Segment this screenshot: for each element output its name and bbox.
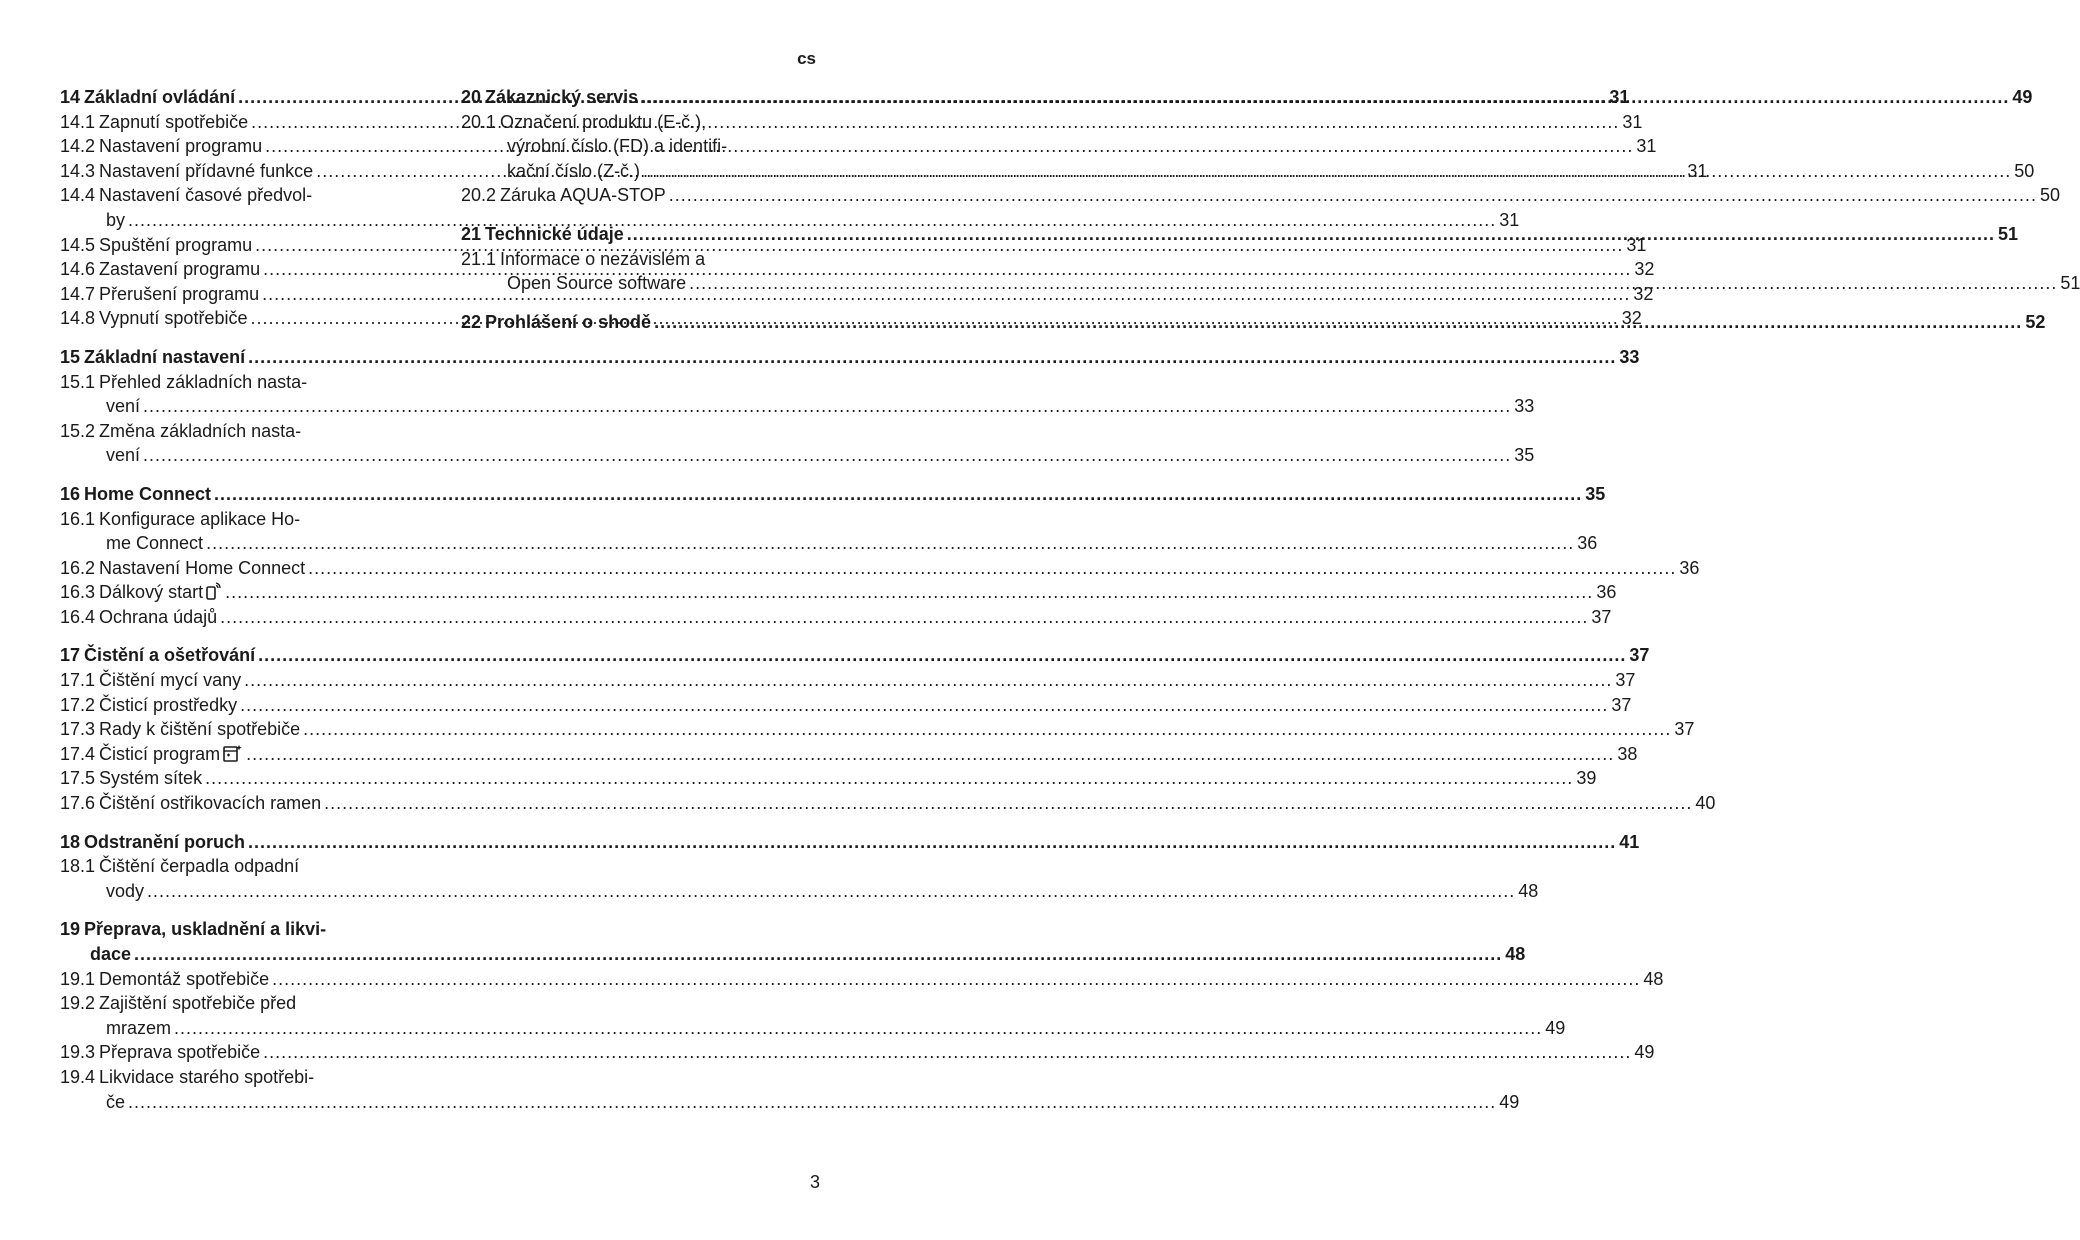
toc-item[interactable] [461,247,821,272]
toc-entry-number: 19.1 [60,968,96,989]
toc-item[interactable] [461,134,821,159]
toc-section-15 [60,345,1640,468]
toc-item[interactable] [60,1040,1655,1065]
page-number: 3 [809,1172,820,1192]
toc-entry-title: Nastavení Home Connect [99,557,306,578]
toc-entry-page: 51 [2060,273,2080,294]
toc-entry-title: výrobní číslo (FD) a identifi- [507,136,728,157]
toc-entry-number: 16.2 [60,557,96,578]
toc-entry-page: 32 [1621,308,1642,329]
dot-leader [641,85,2009,110]
toc-entry-title: mrazem [106,1017,172,1038]
toc-item[interactable] [60,693,1632,718]
dot-leader [308,556,1676,581]
toc-entry-number: 16.4 [60,606,96,627]
toc-item[interactable] [60,183,420,208]
dot-leader [134,942,1502,967]
dot-leader [220,605,1588,630]
toc-entry-page: 32 [1634,259,1655,280]
toc-entry-number: 15 [60,346,81,367]
toc-entry-title: Ochrana údajů [99,606,218,627]
toc-entry-number: 14.5 [60,234,96,255]
dot-leader [225,580,1593,605]
toc-entry-title: Čisticí program [99,742,243,767]
toc-entry-number: 19.2 [60,993,96,1014]
toc-entry-title: Prohlášení o shodě [485,311,652,332]
toc-entry-page: 33 [1514,396,1535,417]
toc-entry-page: 50 [2040,185,2061,206]
toc-item[interactable] [60,791,1716,816]
toc-entry-number: 16.3 [60,582,96,603]
toc-entry-title: vení [106,445,141,466]
toc-entry-page: 49 [1634,1042,1655,1063]
toc-entry-title: Likvidace starého spotřebi- [99,1066,315,1087]
toc-item[interactable] [60,879,1539,904]
toc-entry-page: 48 [1643,968,1664,989]
toc-item[interactable] [60,394,1535,419]
toc-entry-title: Čištění mycí vany [99,670,242,691]
toc-entry-title: Přeprava spotřebiče [99,1042,261,1063]
toc-entry-title: Čistění a ošetřování [84,645,256,666]
toc-item[interactable] [60,208,1520,233]
dot-leader [244,668,1612,693]
toc-entry-title: Nastavení časové předvol- [99,185,313,206]
toc-entry-title: dace [90,944,132,964]
toc-entry-page: 49 [1545,1017,1566,1038]
toc-item[interactable] [60,370,420,395]
dot-leader [205,766,1573,791]
dot-leader [263,1040,1631,1065]
dot-leader [246,742,1614,767]
language-code: cs [797,49,816,68]
toc-entry-number: 14.8 [60,308,96,329]
toc-entry-page: 32 [1633,283,1654,304]
toc-item[interactable] [60,991,420,1016]
toc-item[interactable] [60,580,1617,605]
toc-section-18 [60,830,1640,904]
toc-entry-number: 19 [60,919,81,940]
toc-item[interactable] [60,605,1612,630]
toc-entry-page: 33 [1619,346,1640,367]
toc-entry-title: Změna základních nasta- [99,420,302,441]
toc-entry-title: Základní nastavení [84,346,246,367]
toc-item[interactable] [461,183,2061,208]
toc-entry-number: 21 [461,223,482,244]
toc-heading[interactable] [60,917,420,942]
toc-section-16 [60,482,1700,630]
dot-leader [324,791,1692,816]
toc-entry-title: Nastavení programu [99,136,263,157]
toc-entry-title: me Connect [106,533,204,554]
toc-entry-number: 20.1 [461,111,497,132]
toc-entry-title: Přeprava, uskladnění a likvi- [84,919,327,940]
toc-entry-number: 17.6 [60,793,96,814]
toc-item[interactable] [60,419,420,444]
toc-entry-number: 21.1 [461,248,497,269]
toc-entry-title: by [106,209,126,230]
toc-entry-page: 35 [1585,483,1606,504]
toc-entry-number: 17 [60,645,81,666]
remote-start-icon [206,582,222,600]
toc-entry-title: vení [106,396,141,417]
toc-item[interactable] [60,1016,1566,1041]
toc-entry-page: 49 [1499,1091,1520,1112]
dot-leader [627,222,1995,247]
toc-entry-page: 37 [1611,694,1632,715]
toc-item[interactable] [60,742,1638,767]
toc-heading[interactable] [60,482,1606,507]
toc-entry-page: 35 [1514,445,1535,466]
toc-entry-title: Vypnutí spotřebiče [99,308,248,329]
toc-entry-number: 14.2 [60,136,96,157]
dot-leader [251,110,1619,135]
toc-entry-title: če [106,1091,126,1112]
dot-leader [240,693,1608,718]
toc-item[interactable] [60,854,420,879]
toc-entry-page: 37 [1615,670,1636,691]
toc-entry-title: Demontáž spotřebiče [99,968,270,989]
toc-entry-page: 52 [2025,311,2046,332]
toc-entry-title: Záruka AQUA-STOP [500,185,666,206]
toc-entry-page: 36 [1679,557,1700,578]
toc-item[interactable] [60,443,1535,468]
toc-entry-page: 31 [1622,111,1643,132]
toc-heading[interactable] [60,942,1526,967]
toc-entry-page: 37 [1629,645,1650,666]
dot-leader [206,531,1574,556]
toc-entry-number: 19.4 [60,1066,96,1087]
toc-heading[interactable] [60,830,1640,855]
toc-entry-title: Open Source software [507,273,687,294]
toc-entry-title: Spuštění programu [99,234,253,255]
toc-entry-title: Dálkový start [99,580,222,605]
dot-leader [128,1090,1496,1115]
dot-leader [147,879,1515,904]
toc-entry-number: 17.1 [60,670,96,691]
toc-entry-page: 48 [1505,944,1526,964]
toc-section-17 [60,643,1716,815]
toc-entry-title: Základní ovládání [84,87,236,107]
toc-entry-page: 41 [1619,831,1640,852]
toc-item[interactable] [60,717,1695,742]
dot-leader [272,967,1640,992]
toc-entry-number: 22 [461,311,482,332]
dot-leader [643,159,2011,184]
dot-leader [689,271,2057,296]
toc-entry-title: Konfigurace aplikace Ho- [99,508,301,529]
toc-entry-title: Zákaznický servis [485,87,639,107]
toc-entry-page: 31 [1636,136,1657,157]
toc-entry-number: 15.1 [60,371,96,392]
toc-item[interactable] [60,1065,420,1090]
toc-entry-page: 38 [1617,743,1638,764]
toc-entry-title: Čištění ostřikovacích ramen [99,793,322,814]
toc-entry-title: Systém sítek [99,768,203,789]
toc-entry-title: Nastavení přídavné funkce [99,160,314,181]
toc-entry-page: 48 [1518,880,1539,901]
dot-leader [143,394,1511,419]
toc-entry-number: 17.4 [60,743,96,764]
toc-entry-title: Odstranění poruch [84,831,246,852]
toc-entry-page: 36 [1596,582,1617,603]
toc-item[interactable] [60,766,1597,791]
machine-care-icon [223,744,243,762]
toc-entry-page: 39 [1576,768,1597,789]
toc-entry-page: 50 [2014,160,2035,181]
toc-entry-title: Čisticí prostředky [99,694,238,715]
toc-entry-number: 14.1 [60,111,96,132]
dot-leader [248,345,1616,370]
toc-heading[interactable] [60,643,1650,668]
toc-entry-page: 49 [2012,87,2033,107]
toc-entry-title: Informace o nezávislém a [500,248,706,269]
toc-entry-number: 15.2 [60,420,96,441]
dot-leader [214,482,1582,507]
dot-leader [669,183,2037,208]
toc-entry-number: 14.4 [60,185,96,206]
toc-entry-title: Přerušení programu [99,283,260,304]
toc-item[interactable] [60,1090,1520,1115]
toc-entry-number: 14.6 [60,259,96,280]
dot-leader [174,1016,1542,1041]
dot-leader [654,310,2022,335]
toc-entry-title: Označení produktu (E-č.), [500,111,707,132]
toc-entry-number: 20 [461,87,482,107]
toc-entry-title: Rady k čištění spotřebiče [99,719,301,740]
toc-entry-page: 31 [1687,160,1708,181]
dot-leader [143,443,1511,468]
toc-section-19 [60,917,1664,1114]
toc-entry-title: Zapnutí spotřebiče [99,111,249,132]
toc-entry-number: 19.3 [60,1042,96,1063]
toc-entry-title: Zajištění spotřebiče před [99,993,297,1014]
toc-entry-page: 37 [1591,606,1612,627]
toc-entry-title: Home Connect [84,483,212,504]
toc-entry-title: Technické údaje [485,223,624,244]
dot-leader [258,643,1626,668]
toc-entry-number: 16.1 [60,508,96,529]
toc-entry-number: 18 [60,831,81,852]
toc-entry-title: kační číslo (Z-č.) [507,160,641,181]
toc-entry-number: 17.2 [60,694,96,715]
toc-entry-number: 14 [60,87,81,107]
toc-entry-number: 14.3 [60,160,96,181]
dot-leader [248,830,1616,855]
toc-entry-number: 20.2 [461,185,497,206]
toc-entry-number: 18.1 [60,856,96,877]
toc-item[interactable] [60,668,1636,693]
toc-entry-page: 40 [1695,793,1716,814]
toc-entry-page: 31 [1499,209,1520,230]
toc-entry-page: 51 [1997,223,2019,244]
toc-item[interactable] [60,531,1598,556]
toc-item[interactable] [60,556,1700,581]
toc-entry-page: 31 [1609,87,1630,107]
toc-entry-title: Zastavení programu [99,259,261,280]
toc-entry-number: 16 [60,483,81,504]
toc-entry-page: 37 [1674,719,1695,740]
toc-entry-title: vody [106,880,145,901]
toc-item[interactable] [60,507,420,532]
toc-item[interactable] [461,110,821,135]
toc-item[interactable] [60,967,1664,992]
toc-entry-title: Přehled základních nasta- [99,371,308,392]
toc-heading[interactable] [60,345,1640,370]
toc-entry-title: Čištění čerpadla odpadní [99,856,300,877]
toc-entry-number: 14.7 [60,283,96,304]
dot-leader [303,717,1671,742]
toc-entry-number: 17.3 [60,719,96,740]
toc-entry-number: 17.5 [60,768,96,789]
toc-entry-page: 36 [1577,533,1598,554]
toc-entry-page: 31 [1626,234,1647,255]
────────────────────
▶ _PROMPT_:
Repeat word for word the items from the line with "toc-item[interactable] [461,247,821,272]" up to and including the line with "toc-entry-title: Nastavení Home".

▶ _COMPLETE ANSWER_:
toc-item[interactable] [461,247,821,272]
toc-entry-number: 19.1 [60,968,96,989]
toc-item[interactable] [461,134,821,159]
toc-section-15 [60,345,1640,468]
toc-item[interactable] [60,1040,1655,1065]
page-number: 3 [809,1172,820,1192]
toc-entry-title: Nastavení Home Connect [99,557,306,578]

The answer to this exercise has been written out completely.